Work to complete: Lay out the records as a numbered list, from the first line through the line containing "event-item: 1월 29일(목)", with both of those lines included and any blank lines left out.

Stored data:
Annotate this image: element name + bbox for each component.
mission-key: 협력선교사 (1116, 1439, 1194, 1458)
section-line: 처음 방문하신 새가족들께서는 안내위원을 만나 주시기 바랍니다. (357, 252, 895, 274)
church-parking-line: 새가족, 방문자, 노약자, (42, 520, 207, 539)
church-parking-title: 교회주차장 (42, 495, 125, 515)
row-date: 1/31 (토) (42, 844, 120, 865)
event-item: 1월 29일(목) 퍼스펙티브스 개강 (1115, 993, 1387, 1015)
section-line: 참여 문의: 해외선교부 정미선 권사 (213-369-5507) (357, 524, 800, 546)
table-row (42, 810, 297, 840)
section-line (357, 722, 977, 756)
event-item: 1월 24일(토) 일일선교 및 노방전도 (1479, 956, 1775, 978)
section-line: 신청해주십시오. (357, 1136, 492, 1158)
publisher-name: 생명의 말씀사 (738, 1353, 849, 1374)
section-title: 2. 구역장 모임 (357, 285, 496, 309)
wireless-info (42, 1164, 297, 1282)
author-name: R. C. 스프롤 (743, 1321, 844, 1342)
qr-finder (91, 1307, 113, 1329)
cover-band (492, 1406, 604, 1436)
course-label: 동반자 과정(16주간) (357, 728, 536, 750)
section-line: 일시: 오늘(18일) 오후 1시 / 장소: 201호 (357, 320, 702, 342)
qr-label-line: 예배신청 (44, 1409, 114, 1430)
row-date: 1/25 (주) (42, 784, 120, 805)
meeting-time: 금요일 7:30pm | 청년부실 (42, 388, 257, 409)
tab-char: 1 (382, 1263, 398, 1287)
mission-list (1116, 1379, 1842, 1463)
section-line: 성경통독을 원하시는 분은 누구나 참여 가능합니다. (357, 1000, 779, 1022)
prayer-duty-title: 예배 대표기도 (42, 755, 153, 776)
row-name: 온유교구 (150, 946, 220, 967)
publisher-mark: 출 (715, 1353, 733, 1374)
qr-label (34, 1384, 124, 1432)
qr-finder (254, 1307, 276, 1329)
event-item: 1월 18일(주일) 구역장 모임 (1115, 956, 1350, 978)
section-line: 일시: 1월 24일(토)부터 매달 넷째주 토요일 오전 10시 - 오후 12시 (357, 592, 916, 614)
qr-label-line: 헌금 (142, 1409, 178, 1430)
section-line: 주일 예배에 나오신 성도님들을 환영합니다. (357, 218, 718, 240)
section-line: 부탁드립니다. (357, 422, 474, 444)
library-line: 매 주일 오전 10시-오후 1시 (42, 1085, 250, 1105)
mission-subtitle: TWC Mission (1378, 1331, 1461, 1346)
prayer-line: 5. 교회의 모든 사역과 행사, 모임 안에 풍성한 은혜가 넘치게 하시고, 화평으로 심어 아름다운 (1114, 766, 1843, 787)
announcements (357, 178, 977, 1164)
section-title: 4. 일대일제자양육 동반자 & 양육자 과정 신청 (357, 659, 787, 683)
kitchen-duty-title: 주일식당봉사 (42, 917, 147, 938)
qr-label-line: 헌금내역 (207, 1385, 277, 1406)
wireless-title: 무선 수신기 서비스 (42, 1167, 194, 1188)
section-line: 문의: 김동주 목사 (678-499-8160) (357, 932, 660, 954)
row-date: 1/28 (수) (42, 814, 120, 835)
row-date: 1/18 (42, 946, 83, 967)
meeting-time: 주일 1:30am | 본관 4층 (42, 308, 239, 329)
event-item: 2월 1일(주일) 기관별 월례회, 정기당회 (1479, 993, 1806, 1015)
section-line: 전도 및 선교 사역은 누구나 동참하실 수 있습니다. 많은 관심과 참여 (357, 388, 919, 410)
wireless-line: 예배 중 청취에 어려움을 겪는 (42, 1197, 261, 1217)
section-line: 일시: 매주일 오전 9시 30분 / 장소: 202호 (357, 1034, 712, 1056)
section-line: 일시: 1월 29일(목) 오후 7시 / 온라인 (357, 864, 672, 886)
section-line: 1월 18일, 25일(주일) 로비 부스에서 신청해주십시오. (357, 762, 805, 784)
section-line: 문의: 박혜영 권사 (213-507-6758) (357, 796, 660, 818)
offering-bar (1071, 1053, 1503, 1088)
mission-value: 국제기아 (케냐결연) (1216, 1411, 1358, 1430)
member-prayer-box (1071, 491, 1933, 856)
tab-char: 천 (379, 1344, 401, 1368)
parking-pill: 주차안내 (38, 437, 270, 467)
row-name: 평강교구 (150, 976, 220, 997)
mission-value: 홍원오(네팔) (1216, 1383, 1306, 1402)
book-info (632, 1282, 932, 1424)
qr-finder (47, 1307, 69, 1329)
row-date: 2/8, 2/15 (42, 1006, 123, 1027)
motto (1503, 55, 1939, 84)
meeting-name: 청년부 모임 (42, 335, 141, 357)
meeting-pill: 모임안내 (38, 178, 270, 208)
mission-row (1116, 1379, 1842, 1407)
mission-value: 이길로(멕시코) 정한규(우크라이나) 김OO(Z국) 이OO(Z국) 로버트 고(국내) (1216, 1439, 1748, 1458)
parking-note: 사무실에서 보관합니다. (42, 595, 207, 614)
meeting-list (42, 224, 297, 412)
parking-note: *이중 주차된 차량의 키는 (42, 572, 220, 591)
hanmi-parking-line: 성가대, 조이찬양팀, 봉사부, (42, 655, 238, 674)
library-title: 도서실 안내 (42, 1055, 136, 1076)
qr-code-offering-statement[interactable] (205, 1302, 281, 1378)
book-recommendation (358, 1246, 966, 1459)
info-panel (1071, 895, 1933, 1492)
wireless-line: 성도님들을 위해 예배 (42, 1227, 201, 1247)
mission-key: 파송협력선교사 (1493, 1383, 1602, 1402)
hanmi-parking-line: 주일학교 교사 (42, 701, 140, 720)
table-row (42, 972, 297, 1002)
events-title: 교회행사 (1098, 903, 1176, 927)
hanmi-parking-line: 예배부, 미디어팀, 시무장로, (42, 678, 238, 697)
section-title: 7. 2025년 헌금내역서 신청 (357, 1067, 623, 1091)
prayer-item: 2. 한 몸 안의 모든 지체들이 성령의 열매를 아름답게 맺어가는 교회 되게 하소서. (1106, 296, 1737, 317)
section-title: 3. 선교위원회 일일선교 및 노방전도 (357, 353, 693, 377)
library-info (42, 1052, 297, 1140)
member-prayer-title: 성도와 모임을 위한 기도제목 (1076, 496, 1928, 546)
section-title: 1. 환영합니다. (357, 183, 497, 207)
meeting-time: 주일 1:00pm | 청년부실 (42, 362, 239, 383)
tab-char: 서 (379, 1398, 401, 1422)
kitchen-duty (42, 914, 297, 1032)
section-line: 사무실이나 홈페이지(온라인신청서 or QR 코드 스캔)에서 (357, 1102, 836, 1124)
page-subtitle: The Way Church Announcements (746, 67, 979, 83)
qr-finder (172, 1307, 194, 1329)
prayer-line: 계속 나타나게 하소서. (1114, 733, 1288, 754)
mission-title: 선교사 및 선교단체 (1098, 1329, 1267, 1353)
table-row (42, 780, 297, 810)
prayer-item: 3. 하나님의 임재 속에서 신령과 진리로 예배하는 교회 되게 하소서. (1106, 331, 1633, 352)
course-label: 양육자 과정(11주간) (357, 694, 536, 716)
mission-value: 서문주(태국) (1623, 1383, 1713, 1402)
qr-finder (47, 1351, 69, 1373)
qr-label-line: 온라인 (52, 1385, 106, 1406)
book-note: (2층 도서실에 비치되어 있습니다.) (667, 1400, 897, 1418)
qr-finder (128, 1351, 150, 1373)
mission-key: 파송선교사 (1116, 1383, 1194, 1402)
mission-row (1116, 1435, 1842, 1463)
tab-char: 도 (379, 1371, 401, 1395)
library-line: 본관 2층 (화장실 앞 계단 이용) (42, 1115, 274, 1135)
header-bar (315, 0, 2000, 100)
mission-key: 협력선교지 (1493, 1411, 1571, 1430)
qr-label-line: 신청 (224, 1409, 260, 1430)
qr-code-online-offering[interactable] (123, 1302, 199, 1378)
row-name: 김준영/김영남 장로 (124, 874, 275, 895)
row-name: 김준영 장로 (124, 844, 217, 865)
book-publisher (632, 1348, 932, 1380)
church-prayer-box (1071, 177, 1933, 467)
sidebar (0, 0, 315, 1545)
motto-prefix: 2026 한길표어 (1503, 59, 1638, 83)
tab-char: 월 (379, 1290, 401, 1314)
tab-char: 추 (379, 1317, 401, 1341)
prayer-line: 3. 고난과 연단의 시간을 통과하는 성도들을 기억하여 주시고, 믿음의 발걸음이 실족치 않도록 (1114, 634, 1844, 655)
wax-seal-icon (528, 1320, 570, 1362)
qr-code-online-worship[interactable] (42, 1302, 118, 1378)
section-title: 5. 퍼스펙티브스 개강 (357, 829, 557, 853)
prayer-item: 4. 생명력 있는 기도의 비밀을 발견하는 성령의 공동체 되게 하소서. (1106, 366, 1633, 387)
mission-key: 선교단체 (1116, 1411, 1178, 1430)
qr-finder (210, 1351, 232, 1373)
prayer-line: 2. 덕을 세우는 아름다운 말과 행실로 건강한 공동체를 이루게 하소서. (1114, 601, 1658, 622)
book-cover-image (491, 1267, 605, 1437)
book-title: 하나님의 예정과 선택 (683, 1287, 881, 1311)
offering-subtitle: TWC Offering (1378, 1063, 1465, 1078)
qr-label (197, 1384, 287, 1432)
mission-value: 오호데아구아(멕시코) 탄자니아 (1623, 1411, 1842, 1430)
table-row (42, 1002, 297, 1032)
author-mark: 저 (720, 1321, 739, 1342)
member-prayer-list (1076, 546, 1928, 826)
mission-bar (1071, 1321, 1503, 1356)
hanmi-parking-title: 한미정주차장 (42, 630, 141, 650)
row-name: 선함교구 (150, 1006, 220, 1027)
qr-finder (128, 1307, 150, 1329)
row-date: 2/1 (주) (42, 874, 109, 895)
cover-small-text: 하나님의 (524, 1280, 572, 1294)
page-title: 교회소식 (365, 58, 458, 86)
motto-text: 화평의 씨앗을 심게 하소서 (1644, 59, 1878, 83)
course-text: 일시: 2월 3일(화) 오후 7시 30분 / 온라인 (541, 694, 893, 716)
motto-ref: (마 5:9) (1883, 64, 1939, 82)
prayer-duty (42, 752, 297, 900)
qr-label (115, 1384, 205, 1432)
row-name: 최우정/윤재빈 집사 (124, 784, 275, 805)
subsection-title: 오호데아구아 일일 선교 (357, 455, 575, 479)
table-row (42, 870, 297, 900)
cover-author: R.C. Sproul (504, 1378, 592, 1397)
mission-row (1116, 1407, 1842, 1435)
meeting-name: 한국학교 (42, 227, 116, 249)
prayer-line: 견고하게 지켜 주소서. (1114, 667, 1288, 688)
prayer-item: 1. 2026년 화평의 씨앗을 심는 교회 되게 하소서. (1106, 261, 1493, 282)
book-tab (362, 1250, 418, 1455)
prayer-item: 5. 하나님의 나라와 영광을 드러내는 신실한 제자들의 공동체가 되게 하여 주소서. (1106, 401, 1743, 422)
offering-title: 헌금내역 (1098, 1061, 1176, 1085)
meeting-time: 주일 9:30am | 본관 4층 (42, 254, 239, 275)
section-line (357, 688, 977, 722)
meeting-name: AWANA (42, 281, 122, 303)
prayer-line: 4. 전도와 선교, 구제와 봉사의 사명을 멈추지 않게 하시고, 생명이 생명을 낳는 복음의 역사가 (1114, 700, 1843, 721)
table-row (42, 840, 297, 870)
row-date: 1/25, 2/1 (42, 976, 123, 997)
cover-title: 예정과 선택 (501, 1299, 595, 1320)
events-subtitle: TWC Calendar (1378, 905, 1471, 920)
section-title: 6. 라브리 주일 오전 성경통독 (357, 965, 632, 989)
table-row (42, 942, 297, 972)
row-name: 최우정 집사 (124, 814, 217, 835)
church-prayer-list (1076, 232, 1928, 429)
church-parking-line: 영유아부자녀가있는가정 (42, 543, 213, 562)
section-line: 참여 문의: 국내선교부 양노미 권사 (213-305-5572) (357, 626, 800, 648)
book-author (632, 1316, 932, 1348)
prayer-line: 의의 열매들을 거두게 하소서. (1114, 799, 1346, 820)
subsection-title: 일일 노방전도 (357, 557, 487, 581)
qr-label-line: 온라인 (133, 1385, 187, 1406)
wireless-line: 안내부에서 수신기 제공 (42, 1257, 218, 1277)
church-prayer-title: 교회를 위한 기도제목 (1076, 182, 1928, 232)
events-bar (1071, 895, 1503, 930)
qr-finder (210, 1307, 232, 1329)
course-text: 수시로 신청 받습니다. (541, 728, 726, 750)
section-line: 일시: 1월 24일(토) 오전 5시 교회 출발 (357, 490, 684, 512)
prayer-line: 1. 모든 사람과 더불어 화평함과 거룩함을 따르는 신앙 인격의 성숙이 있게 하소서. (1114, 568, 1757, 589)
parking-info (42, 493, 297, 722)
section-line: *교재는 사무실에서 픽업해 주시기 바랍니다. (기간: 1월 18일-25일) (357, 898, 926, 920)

Task output:
1. Annotate this image: element name + bbox for each component.
2. mission-key: 협력선교사 (1116, 1439, 1194, 1458)
3. section-line: 처음 방문하신 새가족들께서는 안내위원을 만나 주시기 바랍니다. (357, 252, 895, 274)
4. church-parking-line: 새가족, 방문자, 노약자, (42, 520, 207, 539)
5. church-parking-title: 교회주차장 (42, 495, 125, 515)
6. row-date: 1/31 (토) (42, 844, 120, 865)
7. event-item: 1월 29일(목) 퍼스펙티브스 개강 (1115, 993, 1387, 1015)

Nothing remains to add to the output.